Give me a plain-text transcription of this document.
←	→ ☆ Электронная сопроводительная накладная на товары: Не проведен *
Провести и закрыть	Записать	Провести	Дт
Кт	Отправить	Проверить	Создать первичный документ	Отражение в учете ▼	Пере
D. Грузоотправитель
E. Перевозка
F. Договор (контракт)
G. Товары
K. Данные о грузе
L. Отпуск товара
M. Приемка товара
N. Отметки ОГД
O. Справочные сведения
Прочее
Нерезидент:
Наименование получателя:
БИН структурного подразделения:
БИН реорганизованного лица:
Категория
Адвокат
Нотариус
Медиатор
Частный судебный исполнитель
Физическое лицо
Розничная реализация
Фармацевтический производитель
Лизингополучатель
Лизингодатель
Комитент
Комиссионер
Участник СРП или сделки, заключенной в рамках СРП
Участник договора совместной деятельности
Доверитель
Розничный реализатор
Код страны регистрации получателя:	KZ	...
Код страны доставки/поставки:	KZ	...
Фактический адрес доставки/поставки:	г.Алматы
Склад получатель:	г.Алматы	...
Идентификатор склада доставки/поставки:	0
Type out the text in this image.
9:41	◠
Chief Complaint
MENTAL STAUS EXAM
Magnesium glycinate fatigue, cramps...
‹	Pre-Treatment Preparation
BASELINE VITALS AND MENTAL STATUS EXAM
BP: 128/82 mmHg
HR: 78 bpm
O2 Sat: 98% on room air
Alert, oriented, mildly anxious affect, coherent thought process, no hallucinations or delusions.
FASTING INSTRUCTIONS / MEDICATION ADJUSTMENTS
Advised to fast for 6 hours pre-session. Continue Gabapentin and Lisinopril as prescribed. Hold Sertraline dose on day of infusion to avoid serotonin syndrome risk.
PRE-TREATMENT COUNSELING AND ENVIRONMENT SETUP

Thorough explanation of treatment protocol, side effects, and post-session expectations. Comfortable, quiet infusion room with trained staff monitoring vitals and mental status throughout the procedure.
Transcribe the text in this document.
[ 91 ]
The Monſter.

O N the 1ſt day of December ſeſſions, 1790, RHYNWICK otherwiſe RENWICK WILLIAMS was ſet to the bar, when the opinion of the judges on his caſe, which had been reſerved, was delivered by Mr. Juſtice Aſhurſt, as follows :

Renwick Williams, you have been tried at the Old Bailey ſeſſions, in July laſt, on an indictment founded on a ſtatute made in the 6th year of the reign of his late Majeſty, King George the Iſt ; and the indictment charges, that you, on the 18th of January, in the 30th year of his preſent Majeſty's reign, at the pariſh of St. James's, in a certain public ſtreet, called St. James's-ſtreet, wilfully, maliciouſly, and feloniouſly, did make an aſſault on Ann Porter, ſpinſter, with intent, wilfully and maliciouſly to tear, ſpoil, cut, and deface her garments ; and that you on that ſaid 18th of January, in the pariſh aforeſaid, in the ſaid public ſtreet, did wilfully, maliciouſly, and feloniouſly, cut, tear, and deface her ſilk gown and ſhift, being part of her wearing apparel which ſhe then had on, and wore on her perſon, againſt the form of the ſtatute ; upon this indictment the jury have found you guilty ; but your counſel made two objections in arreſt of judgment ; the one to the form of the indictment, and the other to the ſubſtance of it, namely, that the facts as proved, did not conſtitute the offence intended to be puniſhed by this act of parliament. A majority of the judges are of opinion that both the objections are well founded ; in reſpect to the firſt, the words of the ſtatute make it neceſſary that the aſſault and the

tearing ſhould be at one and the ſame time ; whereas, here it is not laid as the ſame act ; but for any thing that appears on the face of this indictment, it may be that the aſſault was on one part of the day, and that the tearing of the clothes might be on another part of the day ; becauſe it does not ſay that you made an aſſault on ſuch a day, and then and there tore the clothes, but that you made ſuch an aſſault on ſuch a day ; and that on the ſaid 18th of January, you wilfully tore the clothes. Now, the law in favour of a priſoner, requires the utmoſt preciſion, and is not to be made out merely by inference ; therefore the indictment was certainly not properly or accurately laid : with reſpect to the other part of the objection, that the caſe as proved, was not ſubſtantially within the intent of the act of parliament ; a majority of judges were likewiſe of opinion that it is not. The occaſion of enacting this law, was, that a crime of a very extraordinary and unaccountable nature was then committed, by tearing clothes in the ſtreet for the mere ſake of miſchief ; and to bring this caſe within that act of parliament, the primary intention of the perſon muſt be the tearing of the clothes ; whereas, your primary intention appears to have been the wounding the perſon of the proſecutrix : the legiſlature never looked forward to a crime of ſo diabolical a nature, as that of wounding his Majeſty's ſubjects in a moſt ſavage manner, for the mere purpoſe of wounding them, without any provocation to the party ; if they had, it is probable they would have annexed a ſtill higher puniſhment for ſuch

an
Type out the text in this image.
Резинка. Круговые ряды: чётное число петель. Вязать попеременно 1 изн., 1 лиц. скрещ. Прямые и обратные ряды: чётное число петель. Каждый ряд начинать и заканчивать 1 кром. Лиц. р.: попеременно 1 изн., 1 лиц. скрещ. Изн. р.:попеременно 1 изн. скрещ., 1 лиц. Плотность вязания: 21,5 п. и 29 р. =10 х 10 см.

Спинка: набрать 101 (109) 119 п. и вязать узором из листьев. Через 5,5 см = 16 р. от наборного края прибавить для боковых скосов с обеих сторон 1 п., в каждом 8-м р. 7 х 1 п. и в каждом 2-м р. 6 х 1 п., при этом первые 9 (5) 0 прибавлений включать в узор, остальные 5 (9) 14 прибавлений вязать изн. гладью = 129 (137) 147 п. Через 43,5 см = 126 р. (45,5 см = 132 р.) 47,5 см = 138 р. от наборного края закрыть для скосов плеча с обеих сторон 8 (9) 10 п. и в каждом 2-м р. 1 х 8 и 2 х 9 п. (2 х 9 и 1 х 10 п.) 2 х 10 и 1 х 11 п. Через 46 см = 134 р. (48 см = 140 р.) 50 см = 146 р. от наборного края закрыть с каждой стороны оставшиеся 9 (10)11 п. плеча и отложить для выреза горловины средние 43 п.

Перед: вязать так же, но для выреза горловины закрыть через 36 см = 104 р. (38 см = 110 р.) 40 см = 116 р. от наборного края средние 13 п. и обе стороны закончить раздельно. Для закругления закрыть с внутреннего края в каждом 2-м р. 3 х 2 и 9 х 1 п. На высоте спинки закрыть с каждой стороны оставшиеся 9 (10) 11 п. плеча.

§ Given request
Only the number is required: the count of lines containing the word "room".

§ Exercise solution
2